| Records provided |
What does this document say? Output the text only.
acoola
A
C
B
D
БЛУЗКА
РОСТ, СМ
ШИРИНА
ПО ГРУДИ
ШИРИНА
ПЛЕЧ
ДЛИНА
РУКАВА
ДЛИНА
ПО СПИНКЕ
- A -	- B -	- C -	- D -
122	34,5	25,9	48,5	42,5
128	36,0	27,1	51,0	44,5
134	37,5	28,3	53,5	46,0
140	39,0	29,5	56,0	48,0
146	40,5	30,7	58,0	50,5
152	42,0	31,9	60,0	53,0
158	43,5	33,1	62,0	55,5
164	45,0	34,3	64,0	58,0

| Aim |
Can you restate every record above word for word?

| Worked solution |
What does this document say? Output the text only.
acoola
A
C
B
D
БЛУЗКА
РОСТ, СМ
ШИРИНА
ПО ГРУДИ
ШИРИНА
ПЛЕЧ
ДЛИНА
РУКАВА
ДЛИНА
ПО СПИНКЕ
- A -	- B -	- C -	- D -
122	34,5	25,9	48,5	42,5
128	36,0	27,1	51,0	44,5
134	37,5	28,3	53,5	46,0
140	39,0	29,5	56,0	48,0
146	40,5	30,7	58,0	50,5
152	42,0	31,9	60,0	53,0
158	43,5	33,1	62,0	55,5
164	45,0	34,3	64,0	58,0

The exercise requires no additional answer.